[START OF SUPPLIED ENTRIES]

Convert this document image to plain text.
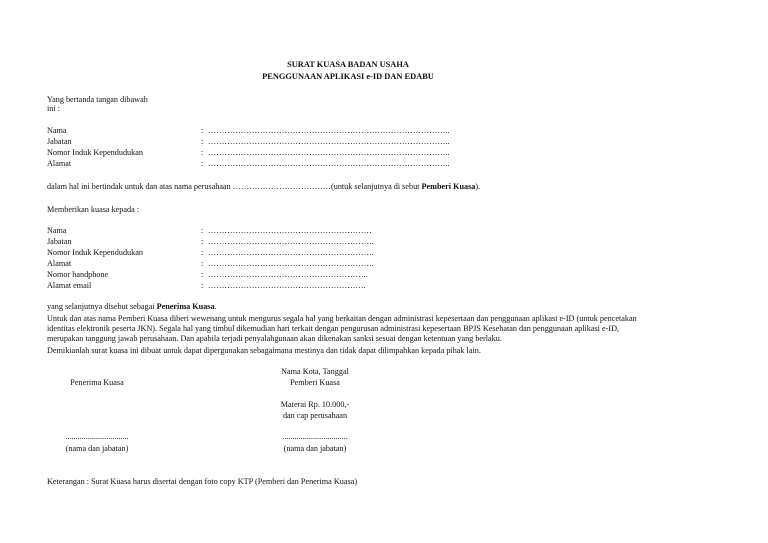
SURAT KUASA BADAN USAHA
PENGGUNAAN APLIKASI e-ID DAN EDABU
Yang bertanda tangan dibawah
ini :
Nama	: ……………………………………………………………………………..
Jabatan	: ……………………………………………………………………………..
Nomor Induk Kependudukan	: ……………………………………………………………………………..
Alamat	: ……………………………………………………………………………..
dalam hal ini bertindak untuk dan atas nama perusahaan ………………………………(untuk selanjutnya di sebut Pemberi Kuasa).
Memberikan kuasa kepada :
Nama	: ……………………………………………………
Jabatan	: …………………………………………………….
Nomor Induk Kependudukan	: …………………………………………………….
Alamat	: …………………………………………………….
Nomor handphone	: …………………………………………………..
Alamat email	: ………………………………………………….
yang selanjutnya disebut sebagai Penerima Kuasa.
Untuk dan atas nama Pemberi Kuasa diberi wewenang untuk mengurus segala hal yang berkaitan dengan administrasi kepesertaan dan penggunaan aplikasi e-ID (untuk pencetakan
identitas elektronik peserta JKN). Segala hal yang timbul dikemudian hari terkait dengan pengurusan administrasi kepesertaan BPJS Kesehatan dan penggunaan aplikasi e-ID,
merupakan tanggung jawab perusahaan. Dan apabila terjadi penyalahgunaan akan dikenakan sanksi sesuai dengan ketentuan yang berlaku.
Demikianlah surat kuasa ini dibuat untuk dapat dipergunakan sebagaimana mestinya dan tidak dapat dilimpahkan kepada pihak lain.
Nama Kota, Tanggal
Penerima Kuasa	Pemberi Kuasa
Materai Rp. 10.000,-
dan cap perusahaan
...............................	................................
(nama dan jabatan)	(nama dan jabatan)
Keterangan : Surat Kuasa harus disertai dengan foto copy KTP (Pemberi dan Penerima Kuasa)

[END OF SUPPLIED ENTRIES]

* _WHAT YOU WILL DO_:
Set the pictures aside and transcribe the data above exactly.

* _OUTPUT OF THE EXERCISE_:
Convert this document image to plain text.
SURAT KUASA BADAN USAHA
PENGGUNAAN APLIKASI e-ID DAN EDABU
Yang bertanda tangan dibawah
ini :
Nama	: ……………………………………………………………………………..
Jabatan	: ……………………………………………………………………………..
Nomor Induk Kependudukan	: ……………………………………………………………………………..
Alamat	: ……………………………………………………………………………..
dalam hal ini bertindak untuk dan atas nama perusahaan ………………………………(untuk selanjutnya di sebut Pemberi Kuasa).
Memberikan kuasa kepada :
Nama	: ……………………………………………………
Jabatan	: …………………………………………………….
Nomor Induk Kependudukan	: …………………………………………………….
Alamat	: …………………………………………………….
Nomor handphone	: …………………………………………………..
Alamat email	: ………………………………………………….
yang selanjutnya disebut sebagai Penerima Kuasa.
Untuk dan atas nama Pemberi Kuasa diberi wewenang untuk mengurus segala hal yang berkaitan dengan administrasi kepesertaan dan penggunaan aplikasi e-ID (untuk pencetakan
identitas elektronik peserta JKN). Segala hal yang timbul dikemudian hari terkait dengan pengurusan administrasi kepesertaan BPJS Kesehatan dan penggunaan aplikasi e-ID,
merupakan tanggung jawab perusahaan. Dan apabila terjadi penyalahgunaan akan dikenakan sanksi sesuai dengan ketentuan yang berlaku.
Demikianlah surat kuasa ini dibuat untuk dapat dipergunakan sebagaimana mestinya dan tidak dapat dilimpahkan kepada pihak lain.
Nama Kota, Tanggal
Penerima Kuasa	Pemberi Kuasa
Materai Rp. 10.000,-
dan cap perusahaan
...............................	................................
(nama dan jabatan)	(nama dan jabatan)
Keterangan : Surat Kuasa harus disertai dengan foto copy KTP (Pemberi dan Penerima Kuasa)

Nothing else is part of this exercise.